== Exercise task ==
Render every line of the entries below as a Markdown table with the columns "No." and "Line", numbering the rows in order and omitting any blank lines.

(Collection entries)
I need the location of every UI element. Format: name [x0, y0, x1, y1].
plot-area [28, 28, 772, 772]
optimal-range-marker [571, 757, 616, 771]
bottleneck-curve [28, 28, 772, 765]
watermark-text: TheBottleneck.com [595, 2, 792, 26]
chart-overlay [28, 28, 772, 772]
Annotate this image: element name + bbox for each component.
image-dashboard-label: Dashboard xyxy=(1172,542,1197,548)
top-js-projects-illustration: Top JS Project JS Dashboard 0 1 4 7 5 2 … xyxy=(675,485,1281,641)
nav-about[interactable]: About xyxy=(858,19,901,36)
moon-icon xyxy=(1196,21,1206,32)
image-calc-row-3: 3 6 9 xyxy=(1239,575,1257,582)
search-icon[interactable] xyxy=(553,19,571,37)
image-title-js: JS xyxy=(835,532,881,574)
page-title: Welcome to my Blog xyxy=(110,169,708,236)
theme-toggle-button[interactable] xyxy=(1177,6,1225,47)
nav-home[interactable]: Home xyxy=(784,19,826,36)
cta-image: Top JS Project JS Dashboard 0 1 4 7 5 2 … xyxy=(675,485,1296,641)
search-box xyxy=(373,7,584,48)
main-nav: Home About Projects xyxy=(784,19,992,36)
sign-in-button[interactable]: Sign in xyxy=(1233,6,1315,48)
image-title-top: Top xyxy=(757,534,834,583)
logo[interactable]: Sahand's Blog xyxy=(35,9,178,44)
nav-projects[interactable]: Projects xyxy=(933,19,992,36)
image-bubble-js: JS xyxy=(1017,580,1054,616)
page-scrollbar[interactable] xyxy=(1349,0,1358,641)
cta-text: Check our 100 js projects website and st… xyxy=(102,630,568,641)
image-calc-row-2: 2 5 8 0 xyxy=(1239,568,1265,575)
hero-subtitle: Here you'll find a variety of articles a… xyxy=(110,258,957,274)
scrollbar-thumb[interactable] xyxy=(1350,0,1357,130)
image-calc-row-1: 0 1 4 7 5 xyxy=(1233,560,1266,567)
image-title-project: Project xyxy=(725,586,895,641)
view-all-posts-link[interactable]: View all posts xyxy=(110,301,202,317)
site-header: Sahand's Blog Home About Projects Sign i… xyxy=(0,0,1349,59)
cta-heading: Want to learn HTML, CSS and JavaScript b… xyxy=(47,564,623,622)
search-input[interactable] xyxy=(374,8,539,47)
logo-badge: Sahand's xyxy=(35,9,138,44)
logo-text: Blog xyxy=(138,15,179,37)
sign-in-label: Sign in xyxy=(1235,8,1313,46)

== Solution to the problem ==
| No. | Line |
|---|---|
| 1 | I need the location of every UI element. Format: name [x0, y0, x1, y1]. |
| 2 | plot-area [28, 28, 772, 772] |
| 3 | optimal-range-marker [571, 757, 616, 771] |
| 4 | bottleneck-curve [28, 28, 772, 765] |
| 5 | watermark-text: TheBottleneck.com [595, 2, 792, 26] |
| 6 | chart-overlay [28, 28, 772, 772] |
| 7 | Annotate this image: element name + bbox for each component. |
| 8 | image-dashboard-label: Dashboard xyxy=(1172,542,1197,548) |
| 9 | top-js-projects-illustration: Top JS Project JS Dashboard 0 1 4 7 5 2 … xyxy=(675,485,1281,641) |
| 10 | nav-about[interactable]: About xyxy=(858,19,901,36) |
| 11 | moon-icon xyxy=(1196,21,1206,32) |
| 12 | image-calc-row-3: 3 6 9 xyxy=(1239,575,1257,582) |
| 13 | search-icon[interactable] xyxy=(553,19,571,37) |
| 14 | image-title-js: JS xyxy=(835,532,881,574) |
| 15 | page-title: Welcome to my Blog xyxy=(110,169,708,236) |
| 16 | theme-toggle-button[interactable] xyxy=(1177,6,1225,47) |
| 17 | nav-home[interactable]: Home xyxy=(784,19,826,36) |
| 18 | cta-image: Top JS Project JS Dashboard 0 1 4 7 5 2 … xyxy=(675,485,1296,641) |
| 19 | search-box xyxy=(373,7,584,48) |
| 20 | main-nav: Home About Projects xyxy=(784,19,992,36) |
| 21 | sign-in-button[interactable]: Sign in xyxy=(1233,6,1315,48) |
| 22 | image-title-top: Top xyxy=(757,534,834,583) |
| 23 | logo[interactable]: Sahand's Blog xyxy=(35,9,178,44) |
| 24 | nav-projects[interactable]: Projects xyxy=(933,19,992,36) |
| 25 | image-bubble-js: JS xyxy=(1017,580,1054,616) |
| 26 | page-scrollbar[interactable] xyxy=(1349,0,1358,641) |
| 27 | cta-text: Check our 100 js projects website and st… xyxy=(102,630,568,641) |
| 28 | image-calc-row-2: 2 5 8 0 xyxy=(1239,568,1265,575) |
| 29 | hero-subtitle: Here you'll find a variety of articles a… xyxy=(110,258,957,274) |
| 30 | scrollbar-thumb[interactable] xyxy=(1350,0,1357,130) |
| 31 | image-calc-row-1: 0 1 4 7 5 xyxy=(1233,560,1266,567) |
| 32 | image-title-project: Project xyxy=(725,586,895,641) |
| 33 | view-all-posts-link[interactable]: View all posts xyxy=(110,301,202,317) |
| 34 | site-header: Sahand's Blog Home About Projects Sign i… xyxy=(0,0,1349,59) |
| 35 | cta-heading: Want to learn HTML, CSS and JavaScript b… xyxy=(47,564,623,622) |
| 36 | search-input[interactable] xyxy=(374,8,539,47) |
| 37 | logo-badge: Sahand's xyxy=(35,9,138,44) |
| 38 | logo-text: Blog xyxy=(138,15,179,37) |
| 39 | sign-in-label: Sign in xyxy=(1235,8,1313,46) |